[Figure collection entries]
■ ■ ■ ■ ■
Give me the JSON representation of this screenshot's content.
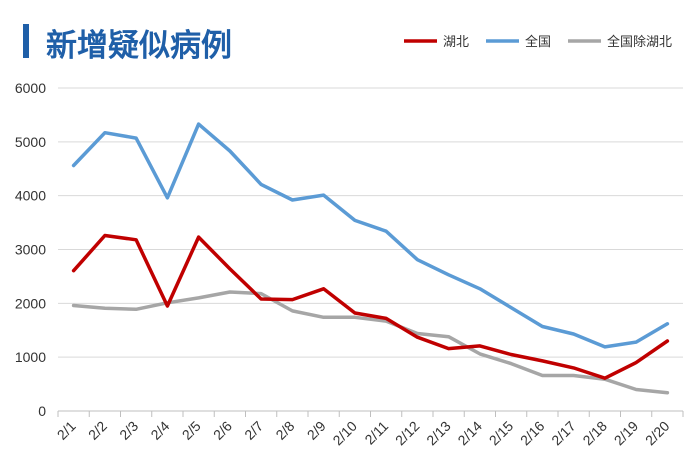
{
  "chart_data": {
    "type": "line",
    "title": "新增疑似病例",
    "xlabel": "",
    "ylabel": "",
    "ylim": [
      0,
      6000
    ],
    "yticks": [
      "0",
      "1000",
      "2000",
      "3000",
      "4000",
      "5000",
      "6000"
    ],
    "grid": "horizontal",
    "legend_position": "top-right",
    "categories": [
      "2/1",
      "2/2",
      "2/3",
      "2/4",
      "2/5",
      "2/6",
      "2/7",
      "2/8",
      "2/9",
      "2/10",
      "2/11",
      "2/12",
      "2/13",
      "2/14",
      "2/15",
      "2/16",
      "2/17",
      "2/18",
      "2/19",
      "2/20"
    ],
    "series": [
      {
        "name": "湖北",
        "color": "#c00000",
        "values": [
          2606,
          3260,
          3180,
          1950,
          3230,
          2640,
          2080,
          2070,
          2270,
          1820,
          1720,
          1370,
          1160,
          1210,
          1050,
          930,
          800,
          610,
          900,
          1300
        ]
      },
      {
        "name": "全国",
        "color": "#5b9bd5",
        "values": [
          4560,
          5170,
          5070,
          3960,
          5330,
          4830,
          4210,
          3920,
          4010,
          3540,
          3340,
          2810,
          2530,
          2270,
          1920,
          1570,
          1430,
          1190,
          1280,
          1620
        ]
      },
      {
        "name": "全国除湖北",
        "color": "#a6a6a6",
        "values": [
          1960,
          1910,
          1890,
          2010,
          2100,
          2210,
          2180,
          1860,
          1740,
          1740,
          1670,
          1440,
          1380,
          1060,
          880,
          660,
          660,
          590,
          400,
          340
        ]
      }
    ]
  }
}
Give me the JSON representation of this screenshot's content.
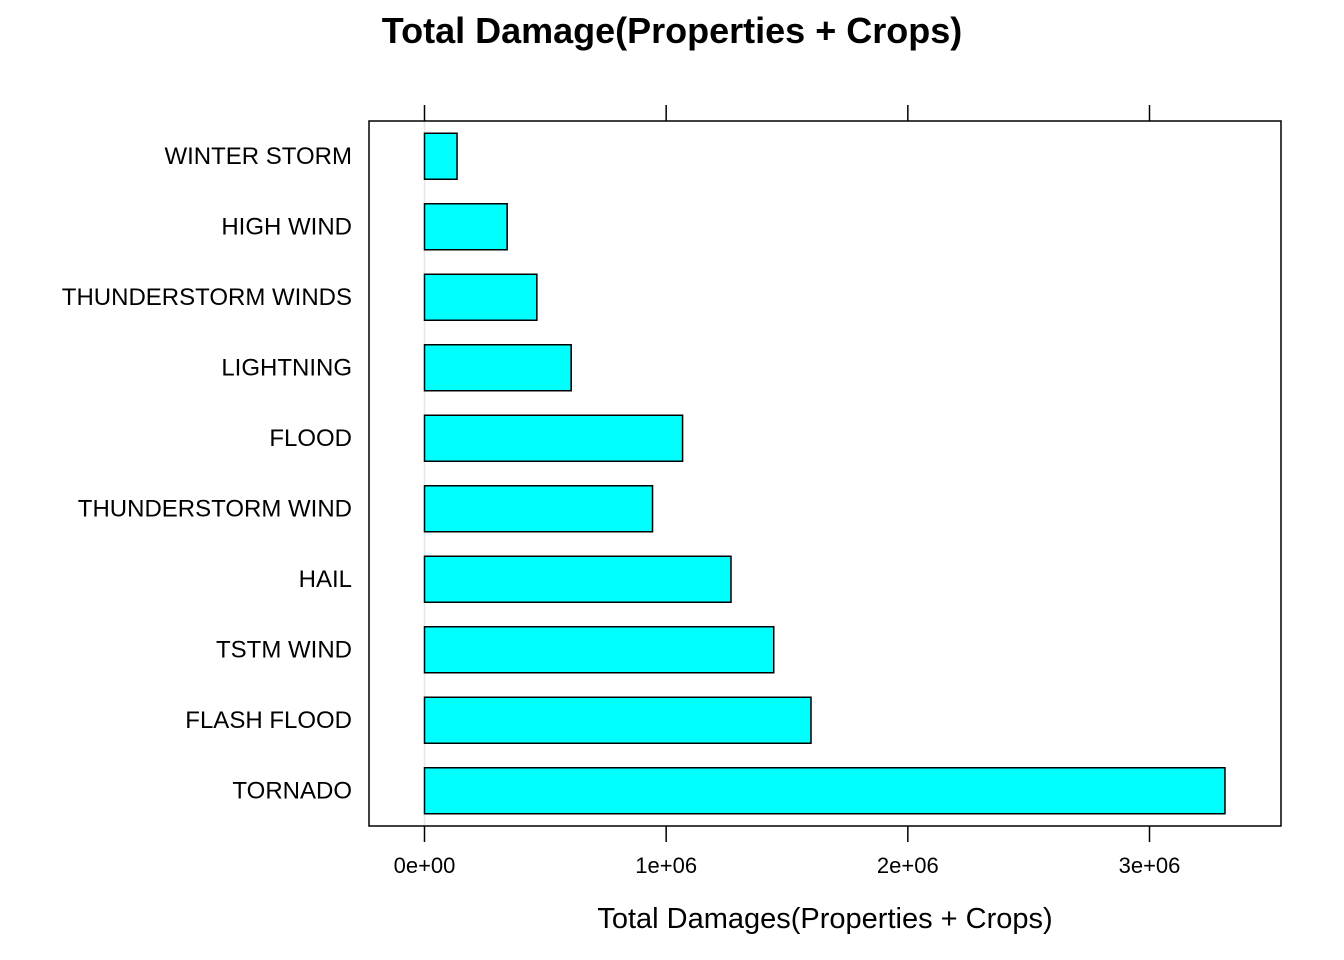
{
  "chart_data": {
    "type": "bar",
    "orientation": "horizontal",
    "title": "Total Damage(Properties + Crops)",
    "xlabel": "Total Damages(Properties + Crops)",
    "ylabel": "",
    "categories": [
      "TORNADO",
      "FLASH FLOOD",
      "TSTM WIND",
      "HAIL",
      "THUNDERSTORM WIND",
      "FLOOD",
      "LIGHTNING",
      "THUNDERSTORM WINDS",
      "HIGH WIND",
      "WINTER STORM"
    ],
    "values": [
      3312277,
      1599325,
      1445168,
      1268290,
      943636,
      1067976,
      606932,
      464978,
      342015,
      134700
    ],
    "xlim": [
      -230000,
      3540000
    ],
    "xticks": [
      0,
      1000000,
      2000000,
      3000000
    ],
    "xtick_labels": [
      "0e+00",
      "1e+06",
      "2e+06",
      "3e+06"
    ],
    "grid": false,
    "legend": "none",
    "bar_color": "#00FFFF",
    "bar_edge_color": "#000000",
    "reference_line_color": "#E6E6E6"
  }
}
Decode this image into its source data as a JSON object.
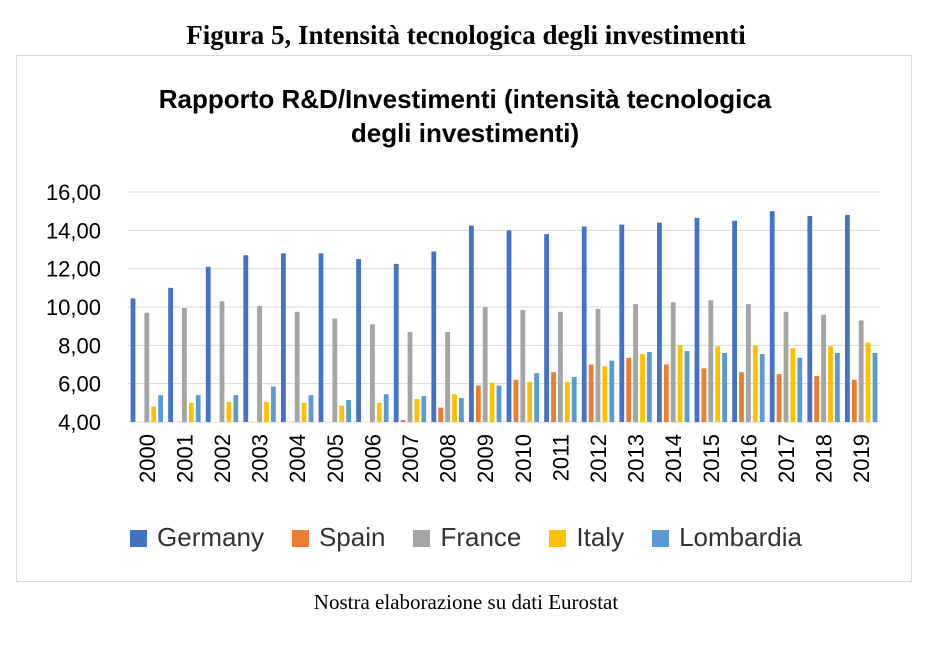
{
  "figure_caption": "Figura 5, Intensità tecnologica degli investimenti",
  "source_note": "Nostra elaborazione su dati Eurostat",
  "chart_data": {
    "type": "bar",
    "title_lines": [
      "Rapporto R&D/Investimenti (intensità tecnologica",
      "degli investimenti)"
    ],
    "xlabel": "",
    "ylabel": "",
    "ylim": [
      4,
      16
    ],
    "yticks": [
      "4,00",
      "6,00",
      "8,00",
      "10,00",
      "12,00",
      "14,00",
      "16,00"
    ],
    "ytick_values": [
      4,
      6,
      8,
      10,
      12,
      14,
      16
    ],
    "grid": true,
    "legend_position": "bottom",
    "categories": [
      "2000",
      "2001",
      "2002",
      "2003",
      "2004",
      "2005",
      "2006",
      "2007",
      "2008",
      "2009",
      "2010",
      "2011",
      "2012",
      "2013",
      "2014",
      "2015",
      "2016",
      "2017",
      "2018",
      "2019"
    ],
    "series": [
      {
        "name": "Germany",
        "color": "#4472c4",
        "values": [
          10.45,
          11.0,
          12.1,
          12.7,
          12.8,
          12.8,
          12.5,
          12.25,
          12.9,
          14.25,
          14.0,
          13.8,
          14.2,
          14.3,
          14.4,
          14.65,
          14.5,
          15.0,
          14.75,
          14.8
        ]
      },
      {
        "name": "Spain",
        "color": "#ed7d31",
        "values": [
          null,
          null,
          null,
          null,
          null,
          null,
          null,
          4.1,
          4.75,
          5.9,
          6.2,
          6.6,
          7.0,
          7.35,
          7.0,
          6.8,
          6.6,
          6.5,
          6.4,
          6.2
        ]
      },
      {
        "name": "France",
        "color": "#a5a5a5",
        "values": [
          9.7,
          9.95,
          10.3,
          10.05,
          9.75,
          9.4,
          9.1,
          8.7,
          8.7,
          10.0,
          9.85,
          9.75,
          9.9,
          10.15,
          10.25,
          10.35,
          10.15,
          9.75,
          9.6,
          9.3
        ]
      },
      {
        "name": "Italy",
        "color": "#ffc000",
        "values": [
          4.8,
          5.0,
          5.05,
          5.05,
          5.0,
          4.85,
          5.0,
          5.2,
          5.45,
          6.05,
          6.1,
          6.1,
          6.9,
          7.55,
          8.0,
          7.95,
          8.0,
          7.85,
          7.95,
          8.15
        ]
      },
      {
        "name": "Lombardia",
        "color": "#5b9bd5",
        "values": [
          5.4,
          5.4,
          5.4,
          5.85,
          5.4,
          5.15,
          5.45,
          5.35,
          5.25,
          5.9,
          6.55,
          6.35,
          7.2,
          7.65,
          7.7,
          7.6,
          7.55,
          7.35,
          7.6,
          7.6
        ]
      }
    ]
  }
}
■ ■ ■ ■ ■
- [Aim of the exercise]: Which lines contain the word "name"? Return each of them.

- [Task response]:
        "name": "湖北",
        "name": "全国",
        "name": "全国除湖北",
        "name": "Germany",
        "name": "Spain",
        "name": "France",
        "name": "Italy",
        "name": "Lombardia",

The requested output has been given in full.